§ Written problem 1: In the forum thread, which mode would Tim Mackinnon choose as the default if the behavior became an option?
§ Written problem 2: Reproduce the stored entries from their first line through the line holding "mee-logo-label: 生态环境部: [1023, 1534, 1073, 1545]", including both ends.

§ Reading text:
BEGIN

Why does the test runner show red when I correct a test?

Previous Topic Next Topic
 
classic Classic list List threaded Threaded
47 messages Options
123
Reply | Threaded
Open this post in threaded view
|

Re: Why does the test runner show red when I correct a test?

Tim Mackinnon
I would agree that grey is better than red - but I personally think we’re being too pedantic on this - particularly when doing TDD and coding in the debugger. If I’m writing straight forward tests and like to see a red failure (either by deliberately returning false, or a subclass responsibility, or -1) and then correct that failure in the debugger to return the correct result - then its tedious to have to run the test again (in fact it feels odd). For the rare time that I got it wrong - it will show up when I run all tests on the next phase.

I accept that others may see this the other way around - but I’m a more optimistic guy. This said - maybe we make it an option (or an easy code switch) - I’d default it to the optimistic TDD mode personally. My CI server will give me the full lowdown.

END

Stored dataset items
BEGIN

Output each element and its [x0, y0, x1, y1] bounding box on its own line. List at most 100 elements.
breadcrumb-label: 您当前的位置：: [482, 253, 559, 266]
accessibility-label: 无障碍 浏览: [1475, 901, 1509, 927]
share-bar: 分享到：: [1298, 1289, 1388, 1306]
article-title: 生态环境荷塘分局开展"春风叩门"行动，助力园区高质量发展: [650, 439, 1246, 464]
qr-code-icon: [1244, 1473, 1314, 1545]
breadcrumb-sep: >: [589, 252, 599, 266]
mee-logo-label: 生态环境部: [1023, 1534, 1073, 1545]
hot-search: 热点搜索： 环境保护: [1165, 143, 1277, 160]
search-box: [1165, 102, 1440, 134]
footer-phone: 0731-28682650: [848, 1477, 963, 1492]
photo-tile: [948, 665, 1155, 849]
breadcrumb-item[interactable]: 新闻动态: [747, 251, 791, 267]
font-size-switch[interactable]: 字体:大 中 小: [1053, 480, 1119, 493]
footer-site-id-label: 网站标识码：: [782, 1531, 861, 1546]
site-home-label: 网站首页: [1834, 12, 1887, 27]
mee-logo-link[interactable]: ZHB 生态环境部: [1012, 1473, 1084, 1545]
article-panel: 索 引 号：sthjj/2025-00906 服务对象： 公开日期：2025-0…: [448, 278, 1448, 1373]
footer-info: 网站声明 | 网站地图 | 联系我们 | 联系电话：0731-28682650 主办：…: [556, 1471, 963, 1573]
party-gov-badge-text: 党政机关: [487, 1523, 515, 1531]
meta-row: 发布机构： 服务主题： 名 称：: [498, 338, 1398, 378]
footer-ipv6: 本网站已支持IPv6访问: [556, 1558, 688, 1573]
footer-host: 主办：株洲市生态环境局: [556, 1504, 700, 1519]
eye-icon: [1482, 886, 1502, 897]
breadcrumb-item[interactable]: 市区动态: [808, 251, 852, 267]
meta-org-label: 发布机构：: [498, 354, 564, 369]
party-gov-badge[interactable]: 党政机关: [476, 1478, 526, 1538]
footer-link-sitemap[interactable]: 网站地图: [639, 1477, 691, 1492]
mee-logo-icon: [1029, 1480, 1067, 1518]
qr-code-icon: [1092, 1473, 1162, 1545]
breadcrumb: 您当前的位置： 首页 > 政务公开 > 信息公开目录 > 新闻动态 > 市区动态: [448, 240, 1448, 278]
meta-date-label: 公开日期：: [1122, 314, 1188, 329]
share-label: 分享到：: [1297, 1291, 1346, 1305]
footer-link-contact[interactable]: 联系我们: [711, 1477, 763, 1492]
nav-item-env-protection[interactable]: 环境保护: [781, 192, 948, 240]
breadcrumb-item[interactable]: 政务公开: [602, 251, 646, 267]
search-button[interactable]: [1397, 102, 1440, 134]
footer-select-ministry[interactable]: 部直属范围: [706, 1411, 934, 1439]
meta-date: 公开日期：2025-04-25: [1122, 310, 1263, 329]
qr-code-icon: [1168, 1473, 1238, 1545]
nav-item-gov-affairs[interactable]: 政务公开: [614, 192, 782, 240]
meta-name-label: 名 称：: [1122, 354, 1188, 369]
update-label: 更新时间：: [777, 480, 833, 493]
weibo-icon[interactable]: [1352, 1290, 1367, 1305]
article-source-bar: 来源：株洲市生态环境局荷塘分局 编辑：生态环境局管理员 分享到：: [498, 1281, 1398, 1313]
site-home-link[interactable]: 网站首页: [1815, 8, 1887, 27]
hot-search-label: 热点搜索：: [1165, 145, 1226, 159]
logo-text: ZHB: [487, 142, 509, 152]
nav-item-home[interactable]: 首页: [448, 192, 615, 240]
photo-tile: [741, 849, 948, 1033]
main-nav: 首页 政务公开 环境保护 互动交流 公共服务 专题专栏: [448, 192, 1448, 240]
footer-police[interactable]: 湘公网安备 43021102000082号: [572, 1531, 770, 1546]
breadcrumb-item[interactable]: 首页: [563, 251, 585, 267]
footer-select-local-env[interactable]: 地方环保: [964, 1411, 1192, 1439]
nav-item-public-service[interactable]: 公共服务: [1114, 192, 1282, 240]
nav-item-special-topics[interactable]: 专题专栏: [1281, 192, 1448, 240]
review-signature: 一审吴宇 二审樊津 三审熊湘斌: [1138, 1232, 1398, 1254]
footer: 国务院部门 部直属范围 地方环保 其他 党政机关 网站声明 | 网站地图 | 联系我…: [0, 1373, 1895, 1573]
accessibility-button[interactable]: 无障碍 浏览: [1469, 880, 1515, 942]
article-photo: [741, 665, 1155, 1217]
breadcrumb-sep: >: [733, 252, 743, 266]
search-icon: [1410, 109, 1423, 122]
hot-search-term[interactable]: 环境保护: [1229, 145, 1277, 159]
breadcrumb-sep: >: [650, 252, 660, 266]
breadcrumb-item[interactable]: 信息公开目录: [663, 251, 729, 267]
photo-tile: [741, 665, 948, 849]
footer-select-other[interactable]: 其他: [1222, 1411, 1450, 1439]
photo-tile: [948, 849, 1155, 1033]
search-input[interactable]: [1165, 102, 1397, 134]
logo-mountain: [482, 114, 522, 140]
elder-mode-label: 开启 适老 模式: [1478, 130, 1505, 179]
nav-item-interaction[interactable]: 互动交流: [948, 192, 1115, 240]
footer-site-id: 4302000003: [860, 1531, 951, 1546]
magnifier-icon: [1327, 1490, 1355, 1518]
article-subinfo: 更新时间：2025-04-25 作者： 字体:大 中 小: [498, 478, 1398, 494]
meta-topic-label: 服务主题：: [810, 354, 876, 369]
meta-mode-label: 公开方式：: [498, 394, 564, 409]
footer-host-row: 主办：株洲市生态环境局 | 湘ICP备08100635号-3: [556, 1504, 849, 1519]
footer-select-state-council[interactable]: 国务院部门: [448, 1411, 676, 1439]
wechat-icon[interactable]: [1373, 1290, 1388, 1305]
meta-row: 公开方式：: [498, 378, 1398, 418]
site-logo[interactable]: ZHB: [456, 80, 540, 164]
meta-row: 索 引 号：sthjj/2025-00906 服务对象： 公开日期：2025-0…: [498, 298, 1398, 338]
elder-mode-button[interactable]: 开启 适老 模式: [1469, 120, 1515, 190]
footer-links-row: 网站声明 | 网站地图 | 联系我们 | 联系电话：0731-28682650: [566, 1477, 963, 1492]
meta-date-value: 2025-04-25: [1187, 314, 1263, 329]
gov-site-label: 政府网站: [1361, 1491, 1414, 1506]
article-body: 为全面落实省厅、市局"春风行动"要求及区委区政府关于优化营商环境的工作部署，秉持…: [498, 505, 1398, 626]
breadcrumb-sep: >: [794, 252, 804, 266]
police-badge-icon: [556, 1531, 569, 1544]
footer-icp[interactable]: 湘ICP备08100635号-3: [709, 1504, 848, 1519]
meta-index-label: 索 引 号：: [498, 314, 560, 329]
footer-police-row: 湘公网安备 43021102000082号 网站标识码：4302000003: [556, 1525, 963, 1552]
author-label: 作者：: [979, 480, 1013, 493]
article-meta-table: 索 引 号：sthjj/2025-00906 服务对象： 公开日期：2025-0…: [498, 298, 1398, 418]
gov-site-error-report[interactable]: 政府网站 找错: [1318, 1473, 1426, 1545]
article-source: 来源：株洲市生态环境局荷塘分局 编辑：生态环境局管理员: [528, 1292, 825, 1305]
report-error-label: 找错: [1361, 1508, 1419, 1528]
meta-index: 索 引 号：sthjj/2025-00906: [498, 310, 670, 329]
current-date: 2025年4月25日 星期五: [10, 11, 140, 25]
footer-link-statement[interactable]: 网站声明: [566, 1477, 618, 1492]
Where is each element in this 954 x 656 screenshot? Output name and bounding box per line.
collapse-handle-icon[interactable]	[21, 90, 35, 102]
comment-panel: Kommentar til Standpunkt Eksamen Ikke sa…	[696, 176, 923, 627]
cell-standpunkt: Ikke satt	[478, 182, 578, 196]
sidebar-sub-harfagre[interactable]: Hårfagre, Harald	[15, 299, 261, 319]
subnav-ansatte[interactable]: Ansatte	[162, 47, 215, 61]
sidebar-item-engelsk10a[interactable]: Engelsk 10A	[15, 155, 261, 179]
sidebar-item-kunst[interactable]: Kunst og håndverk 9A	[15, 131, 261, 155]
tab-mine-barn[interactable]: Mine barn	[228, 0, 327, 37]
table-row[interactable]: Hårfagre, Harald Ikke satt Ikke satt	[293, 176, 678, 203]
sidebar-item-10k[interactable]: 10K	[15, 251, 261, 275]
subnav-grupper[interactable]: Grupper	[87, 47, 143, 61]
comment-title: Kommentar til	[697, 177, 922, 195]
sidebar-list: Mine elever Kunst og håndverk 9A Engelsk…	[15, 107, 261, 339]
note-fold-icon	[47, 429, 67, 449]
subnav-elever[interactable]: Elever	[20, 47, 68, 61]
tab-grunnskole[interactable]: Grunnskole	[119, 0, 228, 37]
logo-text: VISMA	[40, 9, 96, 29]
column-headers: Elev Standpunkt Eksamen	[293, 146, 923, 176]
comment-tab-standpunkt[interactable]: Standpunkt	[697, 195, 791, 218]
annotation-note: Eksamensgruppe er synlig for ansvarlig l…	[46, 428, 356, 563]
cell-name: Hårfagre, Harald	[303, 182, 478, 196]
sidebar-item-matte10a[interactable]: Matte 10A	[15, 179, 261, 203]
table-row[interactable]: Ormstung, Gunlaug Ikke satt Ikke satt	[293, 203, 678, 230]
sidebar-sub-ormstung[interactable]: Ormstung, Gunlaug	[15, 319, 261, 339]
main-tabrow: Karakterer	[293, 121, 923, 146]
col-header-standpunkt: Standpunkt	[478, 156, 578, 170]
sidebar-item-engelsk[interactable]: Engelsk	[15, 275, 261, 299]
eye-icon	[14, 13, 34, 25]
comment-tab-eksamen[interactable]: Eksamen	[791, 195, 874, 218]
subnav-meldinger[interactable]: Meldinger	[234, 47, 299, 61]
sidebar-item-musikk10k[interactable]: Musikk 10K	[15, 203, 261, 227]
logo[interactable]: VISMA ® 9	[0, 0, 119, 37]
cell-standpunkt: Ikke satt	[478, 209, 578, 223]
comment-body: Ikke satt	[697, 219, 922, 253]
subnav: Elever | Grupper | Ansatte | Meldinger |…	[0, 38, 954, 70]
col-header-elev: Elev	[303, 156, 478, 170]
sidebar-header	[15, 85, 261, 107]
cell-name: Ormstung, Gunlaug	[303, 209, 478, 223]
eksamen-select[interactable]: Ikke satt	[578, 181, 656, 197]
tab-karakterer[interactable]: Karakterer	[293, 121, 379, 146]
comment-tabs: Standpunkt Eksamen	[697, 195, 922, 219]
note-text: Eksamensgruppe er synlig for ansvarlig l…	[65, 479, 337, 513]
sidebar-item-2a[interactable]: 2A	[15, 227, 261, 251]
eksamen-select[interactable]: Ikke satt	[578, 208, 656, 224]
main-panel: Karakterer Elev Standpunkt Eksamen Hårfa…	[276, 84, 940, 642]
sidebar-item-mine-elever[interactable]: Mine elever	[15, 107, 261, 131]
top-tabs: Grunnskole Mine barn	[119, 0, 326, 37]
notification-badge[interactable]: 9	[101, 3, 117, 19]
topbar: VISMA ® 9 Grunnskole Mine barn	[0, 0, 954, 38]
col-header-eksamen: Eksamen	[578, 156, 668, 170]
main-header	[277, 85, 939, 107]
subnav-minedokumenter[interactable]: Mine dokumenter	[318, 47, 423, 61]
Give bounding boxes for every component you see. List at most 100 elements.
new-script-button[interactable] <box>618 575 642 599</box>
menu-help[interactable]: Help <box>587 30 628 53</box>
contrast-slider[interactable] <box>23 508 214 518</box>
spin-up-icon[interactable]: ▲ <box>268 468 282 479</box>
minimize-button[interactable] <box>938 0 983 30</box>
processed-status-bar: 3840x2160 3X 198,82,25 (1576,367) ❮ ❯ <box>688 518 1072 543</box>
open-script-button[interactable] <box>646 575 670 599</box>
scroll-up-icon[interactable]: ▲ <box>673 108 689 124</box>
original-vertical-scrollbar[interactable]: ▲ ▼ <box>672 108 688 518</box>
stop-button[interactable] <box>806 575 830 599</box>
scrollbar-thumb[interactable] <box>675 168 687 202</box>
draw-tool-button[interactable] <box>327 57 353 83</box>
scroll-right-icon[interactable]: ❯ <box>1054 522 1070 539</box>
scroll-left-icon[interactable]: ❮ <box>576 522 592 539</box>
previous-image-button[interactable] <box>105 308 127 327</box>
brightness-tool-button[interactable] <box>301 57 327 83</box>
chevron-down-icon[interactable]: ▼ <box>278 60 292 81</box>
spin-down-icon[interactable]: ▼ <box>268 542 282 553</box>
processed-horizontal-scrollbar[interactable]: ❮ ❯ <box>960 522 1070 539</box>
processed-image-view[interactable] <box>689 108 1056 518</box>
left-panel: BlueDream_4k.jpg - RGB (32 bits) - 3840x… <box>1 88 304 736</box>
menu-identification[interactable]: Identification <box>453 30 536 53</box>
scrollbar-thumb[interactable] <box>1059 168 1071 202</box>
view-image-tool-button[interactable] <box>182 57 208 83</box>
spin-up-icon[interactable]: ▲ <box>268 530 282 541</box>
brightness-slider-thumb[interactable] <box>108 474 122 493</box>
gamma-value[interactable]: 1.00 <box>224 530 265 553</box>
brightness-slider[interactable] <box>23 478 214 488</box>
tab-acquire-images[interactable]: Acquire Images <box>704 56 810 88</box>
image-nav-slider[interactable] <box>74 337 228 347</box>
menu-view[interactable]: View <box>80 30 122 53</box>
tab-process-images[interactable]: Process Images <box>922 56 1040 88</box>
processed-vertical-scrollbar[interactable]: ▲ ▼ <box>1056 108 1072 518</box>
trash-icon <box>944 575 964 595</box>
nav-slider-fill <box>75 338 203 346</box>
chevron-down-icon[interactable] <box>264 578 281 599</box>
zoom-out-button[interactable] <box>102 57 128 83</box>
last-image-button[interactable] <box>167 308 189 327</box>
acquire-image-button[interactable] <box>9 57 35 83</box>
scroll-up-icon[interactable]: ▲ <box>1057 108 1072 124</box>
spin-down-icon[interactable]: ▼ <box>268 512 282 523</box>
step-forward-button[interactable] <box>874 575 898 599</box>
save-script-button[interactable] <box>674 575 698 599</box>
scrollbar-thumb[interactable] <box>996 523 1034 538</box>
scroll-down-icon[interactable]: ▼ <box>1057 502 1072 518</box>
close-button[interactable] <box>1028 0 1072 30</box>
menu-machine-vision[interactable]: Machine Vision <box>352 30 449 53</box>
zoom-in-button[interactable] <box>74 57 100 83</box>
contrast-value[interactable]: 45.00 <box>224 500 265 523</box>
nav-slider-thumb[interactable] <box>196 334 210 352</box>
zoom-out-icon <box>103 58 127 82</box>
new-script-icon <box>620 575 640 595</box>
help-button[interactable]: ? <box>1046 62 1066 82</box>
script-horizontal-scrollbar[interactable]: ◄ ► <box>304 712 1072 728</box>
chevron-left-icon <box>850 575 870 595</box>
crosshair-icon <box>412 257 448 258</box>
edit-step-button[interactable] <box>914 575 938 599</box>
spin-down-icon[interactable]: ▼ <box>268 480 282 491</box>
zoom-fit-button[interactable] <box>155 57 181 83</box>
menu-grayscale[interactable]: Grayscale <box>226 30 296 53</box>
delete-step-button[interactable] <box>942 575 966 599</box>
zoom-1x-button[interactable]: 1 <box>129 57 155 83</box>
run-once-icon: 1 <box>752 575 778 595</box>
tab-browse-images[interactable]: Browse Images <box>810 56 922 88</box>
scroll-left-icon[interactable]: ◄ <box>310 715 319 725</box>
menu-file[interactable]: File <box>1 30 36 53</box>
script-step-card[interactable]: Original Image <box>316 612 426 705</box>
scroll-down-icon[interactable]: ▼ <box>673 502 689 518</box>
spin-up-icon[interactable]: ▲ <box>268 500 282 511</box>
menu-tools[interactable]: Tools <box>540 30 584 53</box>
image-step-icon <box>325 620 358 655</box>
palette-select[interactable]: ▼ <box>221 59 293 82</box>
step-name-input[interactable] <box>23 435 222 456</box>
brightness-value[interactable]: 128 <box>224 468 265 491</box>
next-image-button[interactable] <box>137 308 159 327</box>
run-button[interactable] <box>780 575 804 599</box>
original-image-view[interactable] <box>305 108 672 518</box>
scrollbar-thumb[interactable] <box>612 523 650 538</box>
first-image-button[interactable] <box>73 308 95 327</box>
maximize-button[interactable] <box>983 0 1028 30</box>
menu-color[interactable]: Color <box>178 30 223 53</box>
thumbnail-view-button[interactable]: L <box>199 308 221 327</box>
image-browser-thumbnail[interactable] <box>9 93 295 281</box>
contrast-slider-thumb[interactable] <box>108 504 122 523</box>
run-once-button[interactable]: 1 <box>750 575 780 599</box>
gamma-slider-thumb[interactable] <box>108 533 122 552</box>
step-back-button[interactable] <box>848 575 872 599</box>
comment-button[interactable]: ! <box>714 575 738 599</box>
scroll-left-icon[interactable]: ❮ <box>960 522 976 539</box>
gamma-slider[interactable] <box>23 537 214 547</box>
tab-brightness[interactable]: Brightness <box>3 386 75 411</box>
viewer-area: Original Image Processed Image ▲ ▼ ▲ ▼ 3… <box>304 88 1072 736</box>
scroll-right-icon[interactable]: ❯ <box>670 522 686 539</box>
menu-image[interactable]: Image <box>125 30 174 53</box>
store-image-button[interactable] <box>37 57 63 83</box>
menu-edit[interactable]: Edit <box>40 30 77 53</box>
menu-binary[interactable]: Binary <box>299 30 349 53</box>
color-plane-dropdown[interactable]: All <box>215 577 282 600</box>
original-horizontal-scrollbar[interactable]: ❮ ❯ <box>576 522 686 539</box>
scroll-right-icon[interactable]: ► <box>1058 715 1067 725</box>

END

§ Complete answer 1: He would default it to the optimistic TDD mode.

§ Complete answer 2:
Output each element and its [x0, y0, x1, y1] bounding box on its own line. List at most 100 elements.
breadcrumb-label: 您当前的位置：: [482, 253, 559, 266]
accessibility-label: 无障碍 浏览: [1475, 901, 1509, 927]
share-bar: 分享到：: [1298, 1289, 1388, 1306]
article-title: 生态环境荷塘分局开展"春风叩门"行动，助力园区高质量发展: [650, 439, 1246, 464]
qr-code-icon: [1244, 1473, 1314, 1545]
breadcrumb-sep: >: [589, 252, 599, 266]
mee-logo-label: 生态环境部: [1023, 1534, 1073, 1545]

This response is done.